# [Figure dataset records]

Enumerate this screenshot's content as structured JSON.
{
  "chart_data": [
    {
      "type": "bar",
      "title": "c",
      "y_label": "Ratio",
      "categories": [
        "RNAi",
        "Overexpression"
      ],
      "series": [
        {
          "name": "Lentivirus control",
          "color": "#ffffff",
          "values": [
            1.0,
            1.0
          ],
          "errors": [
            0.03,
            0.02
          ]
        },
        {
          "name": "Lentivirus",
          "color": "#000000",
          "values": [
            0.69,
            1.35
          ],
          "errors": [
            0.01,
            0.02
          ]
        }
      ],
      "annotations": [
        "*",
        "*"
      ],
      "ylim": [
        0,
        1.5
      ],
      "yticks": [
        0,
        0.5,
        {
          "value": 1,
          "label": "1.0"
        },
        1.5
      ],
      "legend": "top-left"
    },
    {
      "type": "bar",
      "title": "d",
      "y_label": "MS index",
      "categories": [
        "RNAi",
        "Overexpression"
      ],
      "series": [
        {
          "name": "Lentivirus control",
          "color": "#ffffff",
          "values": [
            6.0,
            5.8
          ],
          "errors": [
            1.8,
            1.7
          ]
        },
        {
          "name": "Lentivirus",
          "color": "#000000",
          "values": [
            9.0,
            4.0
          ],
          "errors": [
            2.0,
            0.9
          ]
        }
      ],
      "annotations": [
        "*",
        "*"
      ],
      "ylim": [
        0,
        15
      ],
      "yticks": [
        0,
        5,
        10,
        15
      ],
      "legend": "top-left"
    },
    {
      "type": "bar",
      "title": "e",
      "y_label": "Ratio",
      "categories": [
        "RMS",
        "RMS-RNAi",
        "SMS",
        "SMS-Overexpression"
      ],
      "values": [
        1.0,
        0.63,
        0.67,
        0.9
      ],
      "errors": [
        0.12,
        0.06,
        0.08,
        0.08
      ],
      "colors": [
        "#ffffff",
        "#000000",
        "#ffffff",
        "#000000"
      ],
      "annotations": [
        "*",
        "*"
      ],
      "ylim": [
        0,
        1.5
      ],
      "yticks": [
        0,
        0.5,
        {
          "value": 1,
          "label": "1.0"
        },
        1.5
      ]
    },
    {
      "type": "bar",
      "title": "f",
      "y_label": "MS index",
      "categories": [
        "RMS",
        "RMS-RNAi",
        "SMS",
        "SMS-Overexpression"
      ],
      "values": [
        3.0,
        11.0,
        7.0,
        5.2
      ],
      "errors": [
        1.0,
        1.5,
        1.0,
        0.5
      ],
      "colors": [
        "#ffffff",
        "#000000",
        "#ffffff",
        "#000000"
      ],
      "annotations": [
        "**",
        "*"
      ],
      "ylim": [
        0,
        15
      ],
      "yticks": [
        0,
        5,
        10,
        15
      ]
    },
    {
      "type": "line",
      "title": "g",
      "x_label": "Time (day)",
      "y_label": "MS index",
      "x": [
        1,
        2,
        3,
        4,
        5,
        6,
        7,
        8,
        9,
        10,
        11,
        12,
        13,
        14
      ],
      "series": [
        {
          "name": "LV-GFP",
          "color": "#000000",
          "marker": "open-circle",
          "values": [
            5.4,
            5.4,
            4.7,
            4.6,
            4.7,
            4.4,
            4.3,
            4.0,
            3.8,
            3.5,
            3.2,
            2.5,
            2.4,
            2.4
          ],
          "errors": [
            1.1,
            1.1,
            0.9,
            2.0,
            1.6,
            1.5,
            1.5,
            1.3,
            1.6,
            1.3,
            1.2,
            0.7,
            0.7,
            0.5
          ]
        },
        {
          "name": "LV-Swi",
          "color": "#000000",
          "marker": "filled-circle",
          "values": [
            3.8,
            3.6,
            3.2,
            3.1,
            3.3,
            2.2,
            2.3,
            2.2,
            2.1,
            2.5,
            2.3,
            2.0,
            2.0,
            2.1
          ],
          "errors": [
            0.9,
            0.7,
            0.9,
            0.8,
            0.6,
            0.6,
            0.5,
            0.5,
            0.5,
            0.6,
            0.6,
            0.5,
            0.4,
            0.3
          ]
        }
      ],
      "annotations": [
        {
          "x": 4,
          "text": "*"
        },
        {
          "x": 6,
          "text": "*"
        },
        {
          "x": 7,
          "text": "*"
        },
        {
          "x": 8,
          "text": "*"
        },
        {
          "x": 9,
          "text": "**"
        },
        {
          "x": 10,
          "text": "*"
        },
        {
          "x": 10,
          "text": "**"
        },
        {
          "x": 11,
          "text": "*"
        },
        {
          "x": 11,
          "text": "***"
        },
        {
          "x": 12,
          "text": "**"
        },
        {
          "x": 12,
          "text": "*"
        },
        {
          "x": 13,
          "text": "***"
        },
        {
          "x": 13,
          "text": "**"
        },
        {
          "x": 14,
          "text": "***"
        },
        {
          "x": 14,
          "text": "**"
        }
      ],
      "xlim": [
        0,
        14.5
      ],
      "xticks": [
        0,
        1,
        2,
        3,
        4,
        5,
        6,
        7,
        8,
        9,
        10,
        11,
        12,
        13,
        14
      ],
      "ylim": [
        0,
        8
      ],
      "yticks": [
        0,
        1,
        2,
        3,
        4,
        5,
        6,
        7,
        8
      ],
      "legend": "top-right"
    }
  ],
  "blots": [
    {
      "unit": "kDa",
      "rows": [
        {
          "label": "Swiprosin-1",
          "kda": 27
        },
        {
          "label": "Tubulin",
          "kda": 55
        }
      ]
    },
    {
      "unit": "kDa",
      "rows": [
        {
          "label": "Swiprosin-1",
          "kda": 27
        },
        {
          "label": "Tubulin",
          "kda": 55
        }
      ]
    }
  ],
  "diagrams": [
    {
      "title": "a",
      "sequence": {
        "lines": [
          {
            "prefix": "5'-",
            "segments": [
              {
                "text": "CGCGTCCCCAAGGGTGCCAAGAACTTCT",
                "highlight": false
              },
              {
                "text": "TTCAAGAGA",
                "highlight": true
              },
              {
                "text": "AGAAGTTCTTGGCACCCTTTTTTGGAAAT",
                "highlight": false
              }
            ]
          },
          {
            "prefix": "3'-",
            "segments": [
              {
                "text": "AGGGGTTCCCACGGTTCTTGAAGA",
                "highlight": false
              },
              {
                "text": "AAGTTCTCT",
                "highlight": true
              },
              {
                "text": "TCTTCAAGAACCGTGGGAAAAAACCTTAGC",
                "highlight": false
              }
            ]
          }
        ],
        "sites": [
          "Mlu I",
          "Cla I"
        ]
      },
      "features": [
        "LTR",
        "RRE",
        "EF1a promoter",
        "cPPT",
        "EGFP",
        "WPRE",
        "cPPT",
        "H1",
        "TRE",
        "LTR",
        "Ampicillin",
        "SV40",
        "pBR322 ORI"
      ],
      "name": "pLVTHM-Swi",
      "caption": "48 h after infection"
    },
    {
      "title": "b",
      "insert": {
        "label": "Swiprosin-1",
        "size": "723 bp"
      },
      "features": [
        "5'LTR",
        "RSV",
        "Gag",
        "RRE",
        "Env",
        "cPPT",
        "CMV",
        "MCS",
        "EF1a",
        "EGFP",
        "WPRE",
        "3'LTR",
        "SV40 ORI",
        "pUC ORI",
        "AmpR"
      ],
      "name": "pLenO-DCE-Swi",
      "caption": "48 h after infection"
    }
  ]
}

# [Work task]
Transcribe the data exactly.

# [Task result]
Enumerate this screenshot's content as structured JSON.
{
  "chart_data": [
    {
      "type": "bar",
      "title": "c",
      "y_label": "Ratio",
      "categories": [
        "RNAi",
        "Overexpression"
      ],
      "series": [
        {
          "name": "Lentivirus control",
          "color": "#ffffff",
          "values": [
            1.0,
            1.0
          ],
          "errors": [
            0.03,
            0.02
          ]
        },
        {
          "name": "Lentivirus",
          "color": "#000000",
          "values": [
            0.69,
            1.35
          ],
          "errors": [
            0.01,
            0.02
          ]
        }
      ],
      "annotations": [
        "*",
        "*"
      ],
      "ylim": [
        0,
        1.5
      ],
      "yticks": [
        0,
        0.5,
        {
          "value": 1,
          "label": "1.0"
        },
        1.5
      ],
      "legend": "top-left"
    },
    {
      "type": "bar",
      "title": "d",
      "y_label": "MS index",
      "categories": [
        "RNAi",
        "Overexpression"
      ],
      "series": [
        {
          "name": "Lentivirus control",
          "color": "#ffffff",
          "values": [
            6.0,
            5.8
          ],
          "errors": [
            1.8,
            1.7
          ]
        },
        {
          "name": "Lentivirus",
          "color": "#000000",
          "values": [
            9.0,
            4.0
          ],
          "errors": [
            2.0,
            0.9
          ]
        }
      ],
      "annotations": [
        "*",
        "*"
      ],
      "ylim": [
        0,
        15
      ],
      "yticks": [
        0,
        5,
        10,
        15
      ],
      "legend": "top-left"
    },
    {
      "type": "bar",
      "title": "e",
      "y_label": "Ratio",
      "categories": [
        "RMS",
        "RMS-RNAi",
        "SMS",
        "SMS-Overexpression"
      ],
      "values": [
        1.0,
        0.63,
        0.67,
        0.9
      ],
      "errors": [
        0.12,
        0.06,
        0.08,
        0.08
      ],
      "colors": [
        "#ffffff",
        "#000000",
        "#ffffff",
        "#000000"
      ],
      "annotations": [
        "*",
        "*"
      ],
      "ylim": [
        0,
        1.5
      ],
      "yticks": [
        0,
        0.5,
        {
          "value": 1,
          "label": "1.0"
        },
        1.5
      ]
    },
    {
      "type": "bar",
      "title": "f",
      "y_label": "MS index",
      "categories": [
        "RMS",
        "RMS-RNAi",
        "SMS",
        "SMS-Overexpression"
      ],
      "values": [
        3.0,
        11.0,
        7.0,
        5.2
      ],
      "errors": [
        1.0,
        1.5,
        1.0,
        0.5
      ],
      "colors": [
        "#ffffff",
        "#000000",
        "#ffffff",
        "#000000"
      ],
      "annotations": [
        "**",
        "*"
      ],
      "ylim": [
        0,
        15
      ],
      "yticks": [
        0,
        5,
        10,
        15
      ]
    },
    {
      "type": "line",
      "title": "g",
      "x_label": "Time (day)",
      "y_label": "MS index",
      "x": [
        1,
        2,
        3,
        4,
        5,
        6,
        7,
        8,
        9,
        10,
        11,
        12,
        13,
        14
      ],
      "series": [
        {
          "name": "LV-GFP",
          "color": "#000000",
          "marker": "open-circle",
          "values": [
            5.4,
            5.4,
            4.7,
            4.6,
            4.7,
            4.4,
            4.3,
            4.0,
            3.8,
            3.5,
            3.2,
            2.5,
            2.4,
            2.4
          ],
          "errors": [
            1.1,
            1.1,
            0.9,
            2.0,
            1.6,
            1.5,
            1.5,
            1.3,
            1.6,
            1.3,
            1.2,
            0.7,
            0.7,
            0.5
          ]
        },
        {
          "name": "LV-Swi",
          "color": "#000000",
          "marker": "filled-circle",
          "values": [
            3.8,
            3.6,
            3.2,
            3.1,
            3.3,
            2.2,
            2.3,
            2.2,
            2.1,
            2.5,
            2.3,
            2.0,
            2.0,
            2.1
          ],
          "errors": [
            0.9,
            0.7,
            0.9,
            0.8,
            0.6,
            0.6,
            0.5,
            0.5,
            0.5,
            0.6,
            0.6,
            0.5,
            0.4,
            0.3
          ]
        }
      ],
      "annotations": [
        {
          "x": 4,
          "text": "*"
        },
        {
          "x": 6,
          "text": "*"
        },
        {
          "x": 7,
          "text": "*"
        },
        {
          "x": 8,
          "text": "*"
        },
        {
          "x": 9,
          "text": "**"
        },
        {
          "x": 10,
          "text": "*"
        },
        {
          "x": 10,
          "text": "**"
        },
        {
          "x": 11,
          "text": "*"
        },
        {
          "x": 11,
          "text": "***"
        },
        {
          "x": 12,
          "text": "**"
        },
        {
          "x": 12,
          "text": "*"
        },
        {
          "x": 13,
          "text": "***"
        },
        {
          "x": 13,
          "text": "**"
        },
        {
          "x": 14,
          "text": "***"
        },
        {
          "x": 14,
          "text": "**"
        }
      ],
      "xlim": [
        0,
        14.5
      ],
      "xticks": [
        0,
        1,
        2,
        3,
        4,
        5,
        6,
        7,
        8,
        9,
        10,
        11,
        12,
        13,
        14
      ],
      "ylim": [
        0,
        8
      ],
      "yticks": [
        0,
        1,
        2,
        3,
        4,
        5,
        6,
        7,
        8
      ],
      "legend": "top-right"
    }
  ],
  "blots": [
    {
      "unit": "kDa",
      "rows": [
        {
          "label": "Swiprosin-1",
          "kda": 27
        },
        {
          "label": "Tubulin",
          "kda": 55
        }
      ]
    },
    {
      "unit": "kDa",
      "rows": [
        {
          "label": "Swiprosin-1",
          "kda": 27
        },
        {
          "label": "Tubulin",
          "kda": 55
        }
      ]
    }
  ],
  "diagrams": [
    {
      "title": "a",
      "sequence": {
        "lines": [
          {
            "prefix": "5'-",
            "segments": [
              {
                "text": "CGCGTCCCCAAGGGTGCCAAGAACTTCT",
                "highlight": false
              },
              {
                "text": "TTCAAGAGA",
                "highlight": true
              },
              {
                "text": "AGAAGTTCTTGGCACCCTTTTTTGGAAAT",
                "highlight": false
              }
            ]
          },
          {
            "prefix": "3'-",
            "segments": [
              {
                "text": "AGGGGTTCCCACGGTTCTTGAAGA",
                "highlight": false
              },
              {
                "text": "AAGTTCTCT",
                "highlight": true
              },
              {
                "text": "TCTTCAAGAACCGTGGGAAAAAACCTTAGC",
                "highlight": false
              }
            ]
          }
        ],
        "sites": [
          "Mlu I",
          "Cla I"
        ]
      },
      "features": [
        "LTR",
        "RRE",
        "EF1a promoter",
        "cPPT",
        "EGFP",
        "WPRE",
        "cPPT",
        "H1",
        "TRE",
        "LTR",
        "Ampicillin",
        "SV40",
        "pBR322 ORI"
      ],
      "name": "pLVTHM-Swi",
      "caption": "48 h after infection"
    },
    {
      "title": "b",
      "insert": {
        "label": "Swiprosin-1",
        "size": "723 bp"
      },
      "features": [
        "5'LTR",
        "RSV",
        "Gag",
        "RRE",
        "Env",
        "cPPT",
        "CMV",
        "MCS",
        "EF1a",
        "EGFP",
        "WPRE",
        "3'LTR",
        "SV40 ORI",
        "pUC ORI",
        "AmpR"
      ],
      "name": "pLenO-DCE-Swi",
      "caption": "48 h after infection"
    }
  ]
}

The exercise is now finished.